• **Supplied records**:

▬▬▬▬▬▬▬▬▬▬

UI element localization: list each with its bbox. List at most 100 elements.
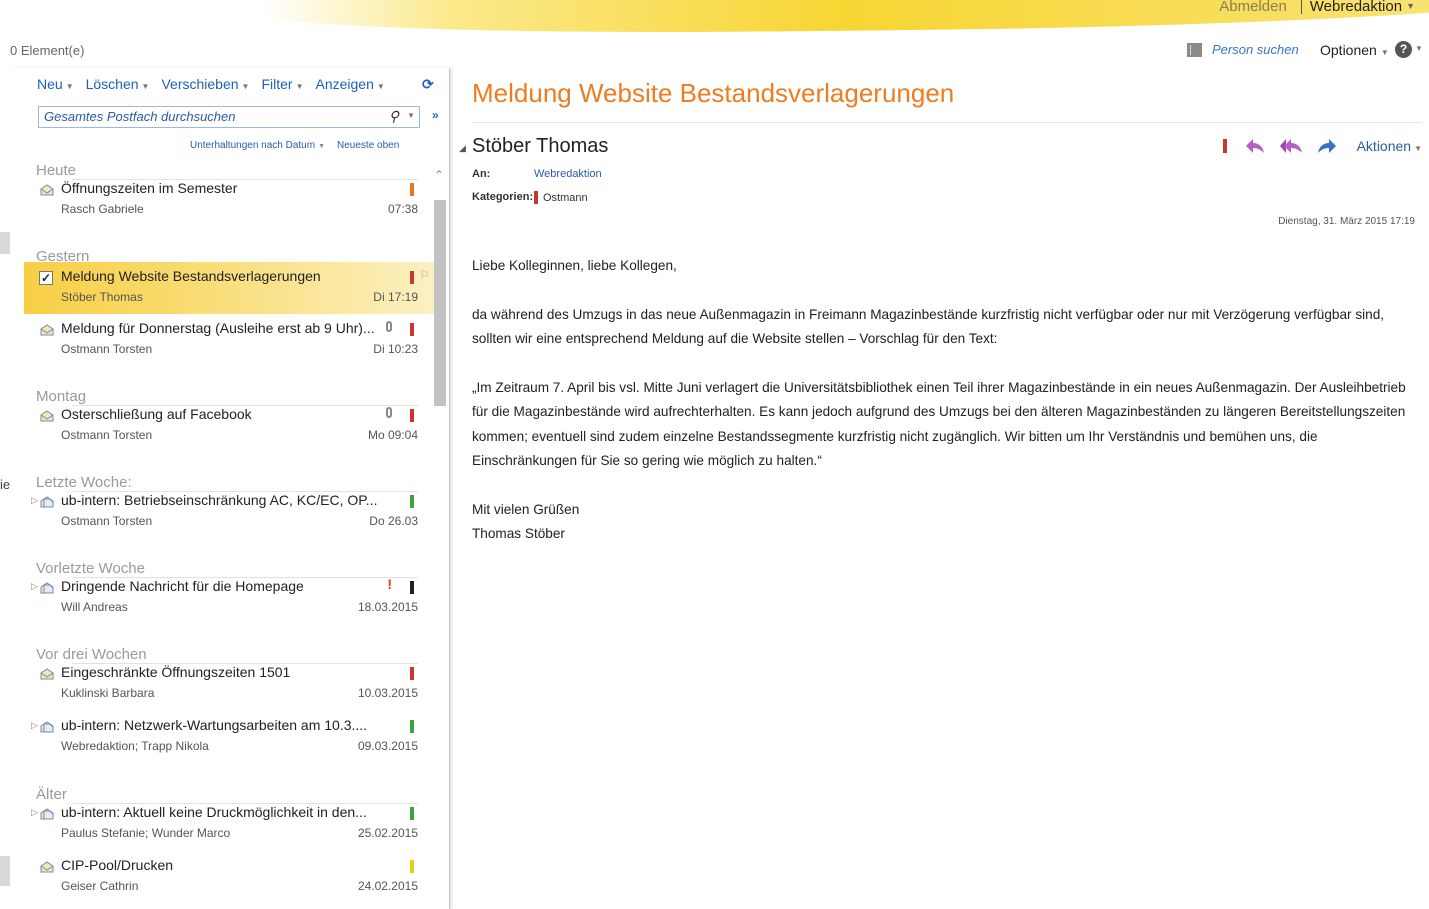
person-search-label: Person suchen	[1212, 42, 1299, 57]
category-marker[interactable]	[410, 495, 414, 508]
message-subject: Dringende Nachricht für die Homepage	[61, 578, 304, 594]
expand-conversation-icon[interactable]: ▷	[31, 720, 38, 731]
sort-conversations-button[interactable]: Unterhaltungen nach Datum ▼	[190, 140, 331, 151]
user-menu[interactable]: Webredaktion	[1310, 0, 1402, 14]
chevron-down-icon[interactable]: ▼	[1406, 0, 1415, 13]
list-item[interactable]: CIP-Pool/Drucken Geiser Cathrin 24.02.20…	[24, 851, 434, 903]
message-date: Do 26.03	[369, 514, 418, 528]
category-marker	[534, 191, 538, 204]
sort-order-button[interactable]: Neueste oben	[337, 140, 399, 151]
options-menu[interactable]: Optionen ▼	[1320, 42, 1389, 58]
conversation-icon	[40, 582, 54, 594]
nav-strip-highlight	[0, 232, 10, 254]
help-icon[interactable]: ?	[1395, 41, 1412, 58]
list-toolbar: Neu ▼ Löschen ▼ Verschieben ▼ Filter ▼ Anzei…	[37, 76, 385, 92]
categories-label: Kategorien:	[472, 191, 534, 203]
list-item[interactable]: ✓ Meldung Website Bestandsverlagerungen …	[24, 262, 434, 314]
nav-strip-highlight	[0, 856, 10, 886]
chevron-down-icon[interactable]: ▼	[1415, 44, 1423, 53]
filter-button[interactable]: Filter ▼	[261, 76, 303, 92]
view-button[interactable]: Anzeigen ▼	[316, 76, 385, 92]
conversation-icon	[40, 808, 54, 820]
category-marker[interactable]	[410, 667, 414, 680]
message-sender: Stöber Thomas	[61, 290, 143, 304]
message-sender: Webredaktion; Trapp Nikola	[61, 739, 209, 753]
category-marker[interactable]	[410, 409, 414, 422]
chevron-down-icon: ▼	[1380, 48, 1389, 57]
collapse-icon[interactable]: ◢	[459, 143, 466, 154]
body-paragraph: Mit vielen Grüßen	[472, 501, 580, 517]
category-name: Ostmann	[543, 191, 588, 204]
message-date: Mo 09:04	[367, 428, 418, 442]
message-subject: Eingeschränkte Öffnungszeiten 1501	[61, 664, 291, 680]
message-date: Di 17:19	[373, 290, 418, 304]
forward-icon[interactable]	[1317, 138, 1337, 154]
chevron-down-icon: ▼	[65, 82, 74, 91]
nav-strip-label[interactable]: ie	[0, 477, 10, 492]
expand-conversation-icon[interactable]: ▷	[31, 581, 38, 592]
person-search-button[interactable]: Person suchen	[1187, 42, 1299, 57]
list-item[interactable]: Eingeschränkte Öffnungszeiten 1501 Kukli…	[24, 658, 434, 710]
envelope-open-icon	[40, 324, 54, 336]
list-item[interactable]: ▷ ub-intern: Netzwerk-Wartungsarbeiten a…	[24, 711, 434, 763]
select-checkbox[interactable]: ✓	[39, 271, 53, 285]
sender-name[interactable]: Stöber Thomas	[472, 135, 608, 158]
new-button[interactable]: Neu ▼	[37, 76, 74, 92]
expand-conversation-icon[interactable]: ▷	[31, 495, 38, 506]
category-marker[interactable]	[410, 271, 414, 284]
category-marker[interactable]	[410, 807, 414, 820]
sort-conversations-label: Unterhaltungen nach Datum	[190, 140, 316, 151]
view-label: Anzeigen	[315, 76, 374, 92]
actions-menu[interactable]: Aktionen ▼	[1357, 138, 1422, 154]
chevron-down-icon: ▼	[141, 82, 150, 91]
flag-icon[interactable]: ⚐	[419, 268, 430, 282]
move-button[interactable]: Verschieben ▼	[161, 76, 249, 92]
actions-label: Aktionen	[1356, 138, 1412, 154]
expand-conversation-icon[interactable]: ▷	[31, 807, 38, 818]
list-item[interactable]: ▷ ub-intern: Aktuell keine Druckmöglichk…	[24, 798, 434, 850]
conversation-icon	[40, 496, 54, 508]
message-date: 18.03.2015	[357, 600, 418, 614]
list-item[interactable]: Osterschließung auf Facebook Ostmann Tor…	[24, 400, 434, 452]
options-label: Optionen	[1320, 42, 1377, 58]
chevron-down-icon: ▼	[241, 82, 250, 91]
address-book-icon	[1187, 42, 1202, 57]
message-subject: ub-intern: Betriebseinschränkung AC, KC/…	[61, 492, 378, 508]
delete-button[interactable]: Löschen ▼	[86, 76, 150, 92]
category-marker[interactable]	[410, 581, 414, 594]
chevron-down-icon[interactable]: ▼	[407, 111, 415, 120]
new-label: Neu	[37, 76, 63, 92]
category-marker[interactable]	[410, 323, 414, 336]
reply-icon[interactable]	[1245, 138, 1265, 154]
message-date: 09.03.2015	[357, 739, 418, 753]
message-sender: Rasch Gabriele	[61, 202, 144, 216]
message-date: Dienstag, 31. März 2015 17:19	[1278, 216, 1415, 227]
account-links: Abmelden Webredaktion ▼	[1219, 0, 1415, 18]
body-paragraph: Liebe Kolleginnen, liebe Kollegen,	[472, 258, 677, 273]
reply-all-icon[interactable]	[1279, 138, 1303, 154]
to-recipient[interactable]: Webredaktion	[534, 168, 602, 180]
message-sender: Ostmann Torsten	[61, 428, 153, 442]
divider	[1300, 0, 1302, 14]
message-subject: Osterschließung auf Facebook	[61, 406, 252, 422]
category-marker[interactable]	[1222, 139, 1227, 153]
message-sender: Paulus Stefanie; Wunder Marco	[61, 826, 231, 840]
list-item[interactable]: ▷ ub-intern: Betriebseinschränkung AC, K…	[24, 486, 434, 538]
scroll-thumb[interactable]	[434, 200, 446, 406]
category-marker[interactable]	[410, 860, 414, 873]
category-marker[interactable]	[410, 183, 414, 196]
list-item[interactable]: Öffnungszeiten im Semester Rasch Gabriel…	[24, 174, 434, 226]
list-item[interactable]: Meldung für Donnerstag (Ausleihe erst ab…	[24, 314, 434, 366]
message-date: 07:38	[387, 202, 418, 216]
scroll-up-icon[interactable]: ⌃	[434, 168, 444, 182]
move-label: Verschieben	[161, 76, 239, 92]
search-input[interactable]	[44, 109, 384, 124]
category-marker[interactable]	[410, 720, 414, 733]
chevron-down-icon: ▼	[295, 82, 304, 91]
expand-icon[interactable]: »	[432, 108, 439, 122]
list-item[interactable]: ▷ Dringende Nachricht für die Homepage W…	[24, 572, 434, 624]
search-icon[interactable]: ⚲	[389, 108, 399, 125]
refresh-icon[interactable]: ⟳	[422, 77, 434, 91]
signout-link[interactable]: Abmelden	[1219, 0, 1287, 14]
list-scrollbar[interactable]: ⌃	[432, 168, 448, 908]
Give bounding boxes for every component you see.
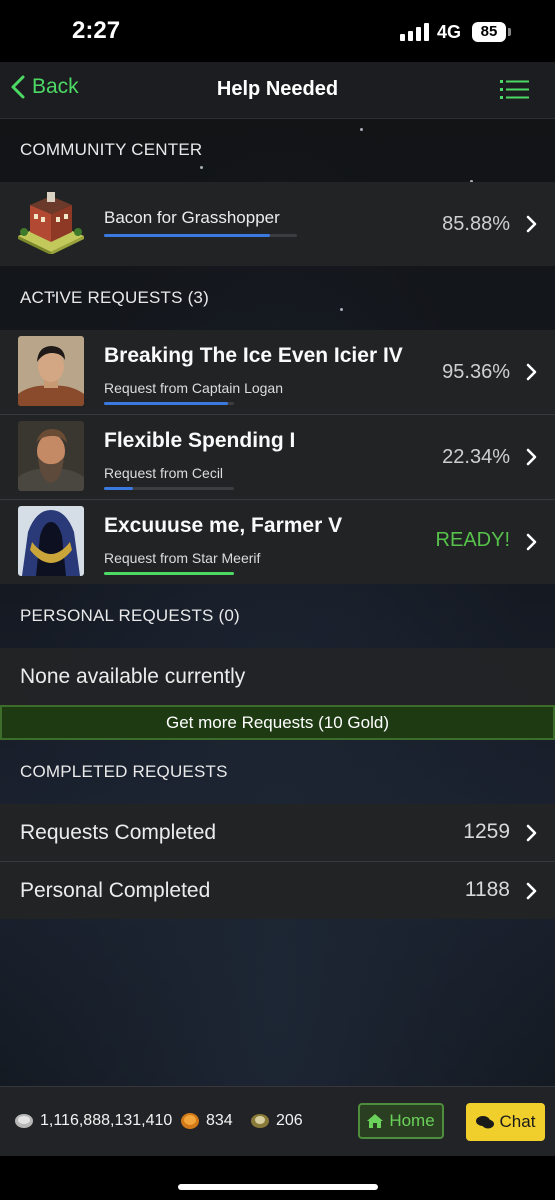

▬▬▬▬▬▬▬▬▬▬

• **Direction**:
Find every line above that contains the string "Webredaktion" and copy each of those lines.

• **Final result**:
user-menu[interactable]: Webredaktion	[1310, 0, 1402, 14]
message-sender: Webredaktion; Trapp Nikola	[61, 739, 209, 753]
account-links: Abmelden Webredaktion ▼	[1219, 0, 1415, 18]
to-recipient[interactable]: Webredaktion	[534, 168, 602, 180]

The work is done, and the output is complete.